:: Job ::
Give the number of lines below that contain the word "وقال", and nothing else.

__________

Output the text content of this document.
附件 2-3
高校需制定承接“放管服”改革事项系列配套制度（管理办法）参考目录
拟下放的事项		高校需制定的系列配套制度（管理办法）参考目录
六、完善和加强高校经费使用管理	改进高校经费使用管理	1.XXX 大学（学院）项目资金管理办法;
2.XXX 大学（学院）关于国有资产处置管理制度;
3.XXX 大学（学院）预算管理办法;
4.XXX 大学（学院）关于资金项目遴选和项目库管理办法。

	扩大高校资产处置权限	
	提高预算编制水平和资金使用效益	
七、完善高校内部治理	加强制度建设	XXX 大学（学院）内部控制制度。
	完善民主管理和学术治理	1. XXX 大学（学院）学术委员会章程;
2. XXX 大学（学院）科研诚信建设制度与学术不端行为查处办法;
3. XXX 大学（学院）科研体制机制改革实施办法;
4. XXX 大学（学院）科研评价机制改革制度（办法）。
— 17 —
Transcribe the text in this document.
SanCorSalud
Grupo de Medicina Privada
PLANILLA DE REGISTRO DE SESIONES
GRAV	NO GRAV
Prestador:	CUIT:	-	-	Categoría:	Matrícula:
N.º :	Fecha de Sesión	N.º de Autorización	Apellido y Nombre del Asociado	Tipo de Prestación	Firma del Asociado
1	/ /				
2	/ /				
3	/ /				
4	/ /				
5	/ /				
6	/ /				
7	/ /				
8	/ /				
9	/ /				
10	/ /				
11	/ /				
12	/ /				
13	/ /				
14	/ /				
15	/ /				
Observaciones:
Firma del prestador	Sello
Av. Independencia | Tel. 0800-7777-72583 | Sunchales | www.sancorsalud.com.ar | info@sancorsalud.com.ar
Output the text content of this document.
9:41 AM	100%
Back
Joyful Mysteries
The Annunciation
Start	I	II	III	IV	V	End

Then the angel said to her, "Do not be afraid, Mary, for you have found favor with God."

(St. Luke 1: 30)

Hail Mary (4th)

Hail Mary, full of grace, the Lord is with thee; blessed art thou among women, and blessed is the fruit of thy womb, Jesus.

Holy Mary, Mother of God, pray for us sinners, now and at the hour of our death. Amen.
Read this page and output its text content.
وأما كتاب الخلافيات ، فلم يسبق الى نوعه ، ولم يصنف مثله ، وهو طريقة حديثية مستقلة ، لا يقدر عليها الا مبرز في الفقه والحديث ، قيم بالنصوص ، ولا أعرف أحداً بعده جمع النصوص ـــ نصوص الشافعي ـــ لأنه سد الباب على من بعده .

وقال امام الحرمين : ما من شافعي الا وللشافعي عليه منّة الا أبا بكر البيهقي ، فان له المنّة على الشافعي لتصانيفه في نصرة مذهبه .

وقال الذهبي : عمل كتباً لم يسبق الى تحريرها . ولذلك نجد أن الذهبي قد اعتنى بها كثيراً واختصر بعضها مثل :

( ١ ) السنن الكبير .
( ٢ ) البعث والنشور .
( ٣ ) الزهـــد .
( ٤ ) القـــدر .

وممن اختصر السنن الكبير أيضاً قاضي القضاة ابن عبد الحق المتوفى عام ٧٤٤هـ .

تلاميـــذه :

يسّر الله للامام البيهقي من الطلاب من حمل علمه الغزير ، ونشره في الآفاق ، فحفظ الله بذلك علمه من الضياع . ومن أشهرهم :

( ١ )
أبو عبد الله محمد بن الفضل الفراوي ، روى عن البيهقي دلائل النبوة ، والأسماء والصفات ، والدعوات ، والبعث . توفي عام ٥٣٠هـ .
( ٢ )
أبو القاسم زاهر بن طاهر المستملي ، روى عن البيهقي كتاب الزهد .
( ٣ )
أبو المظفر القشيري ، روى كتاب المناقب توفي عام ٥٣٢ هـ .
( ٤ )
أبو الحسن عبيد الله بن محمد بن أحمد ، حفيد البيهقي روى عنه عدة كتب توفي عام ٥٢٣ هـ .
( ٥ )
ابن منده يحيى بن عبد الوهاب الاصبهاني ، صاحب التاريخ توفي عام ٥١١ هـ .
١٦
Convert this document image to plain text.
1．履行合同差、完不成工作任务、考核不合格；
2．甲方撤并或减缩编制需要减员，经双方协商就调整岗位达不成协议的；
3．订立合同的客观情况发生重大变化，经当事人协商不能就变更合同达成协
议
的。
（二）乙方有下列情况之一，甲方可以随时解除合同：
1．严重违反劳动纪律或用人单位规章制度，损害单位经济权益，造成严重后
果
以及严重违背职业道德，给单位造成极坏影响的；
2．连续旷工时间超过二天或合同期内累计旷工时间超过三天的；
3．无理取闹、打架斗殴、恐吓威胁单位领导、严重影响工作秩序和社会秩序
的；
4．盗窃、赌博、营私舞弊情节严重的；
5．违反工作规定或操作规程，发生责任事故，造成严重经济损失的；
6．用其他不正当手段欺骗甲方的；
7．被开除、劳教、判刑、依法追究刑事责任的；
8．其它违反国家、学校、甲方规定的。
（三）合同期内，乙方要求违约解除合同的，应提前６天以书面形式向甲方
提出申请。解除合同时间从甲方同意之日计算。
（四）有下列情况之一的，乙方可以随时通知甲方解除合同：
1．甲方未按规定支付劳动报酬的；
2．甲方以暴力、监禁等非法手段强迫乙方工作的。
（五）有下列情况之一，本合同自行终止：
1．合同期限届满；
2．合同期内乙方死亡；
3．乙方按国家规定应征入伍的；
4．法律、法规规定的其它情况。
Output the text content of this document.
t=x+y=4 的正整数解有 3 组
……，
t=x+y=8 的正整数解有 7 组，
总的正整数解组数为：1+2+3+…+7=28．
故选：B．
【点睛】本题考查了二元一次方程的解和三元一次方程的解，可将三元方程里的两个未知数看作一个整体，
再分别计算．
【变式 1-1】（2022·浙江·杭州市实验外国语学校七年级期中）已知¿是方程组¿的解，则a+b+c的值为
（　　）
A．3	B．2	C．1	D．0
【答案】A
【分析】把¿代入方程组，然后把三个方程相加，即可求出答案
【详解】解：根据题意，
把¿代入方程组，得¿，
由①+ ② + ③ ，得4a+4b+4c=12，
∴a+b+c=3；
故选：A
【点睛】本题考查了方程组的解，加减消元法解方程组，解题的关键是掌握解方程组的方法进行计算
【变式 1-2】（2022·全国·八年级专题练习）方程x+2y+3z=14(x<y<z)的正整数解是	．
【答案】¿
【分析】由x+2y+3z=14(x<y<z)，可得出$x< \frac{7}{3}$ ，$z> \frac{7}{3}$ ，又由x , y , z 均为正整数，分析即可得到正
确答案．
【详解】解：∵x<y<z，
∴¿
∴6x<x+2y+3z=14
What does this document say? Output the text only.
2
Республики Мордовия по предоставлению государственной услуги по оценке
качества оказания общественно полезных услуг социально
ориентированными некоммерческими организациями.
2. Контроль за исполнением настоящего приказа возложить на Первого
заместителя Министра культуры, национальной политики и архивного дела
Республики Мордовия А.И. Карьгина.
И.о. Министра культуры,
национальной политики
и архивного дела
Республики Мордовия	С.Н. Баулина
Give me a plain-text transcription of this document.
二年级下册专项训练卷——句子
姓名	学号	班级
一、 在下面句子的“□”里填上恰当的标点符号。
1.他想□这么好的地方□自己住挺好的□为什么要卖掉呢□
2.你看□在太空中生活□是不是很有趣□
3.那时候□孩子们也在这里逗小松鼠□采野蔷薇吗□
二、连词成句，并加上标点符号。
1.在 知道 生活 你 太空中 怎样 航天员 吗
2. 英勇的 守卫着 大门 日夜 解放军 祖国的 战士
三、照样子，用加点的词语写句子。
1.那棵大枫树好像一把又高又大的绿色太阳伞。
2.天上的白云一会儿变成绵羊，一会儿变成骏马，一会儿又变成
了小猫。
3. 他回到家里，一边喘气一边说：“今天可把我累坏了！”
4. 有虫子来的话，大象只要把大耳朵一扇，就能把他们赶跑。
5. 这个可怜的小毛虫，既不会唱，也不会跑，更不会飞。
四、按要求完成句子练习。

__________

:: Finished exercise ::
2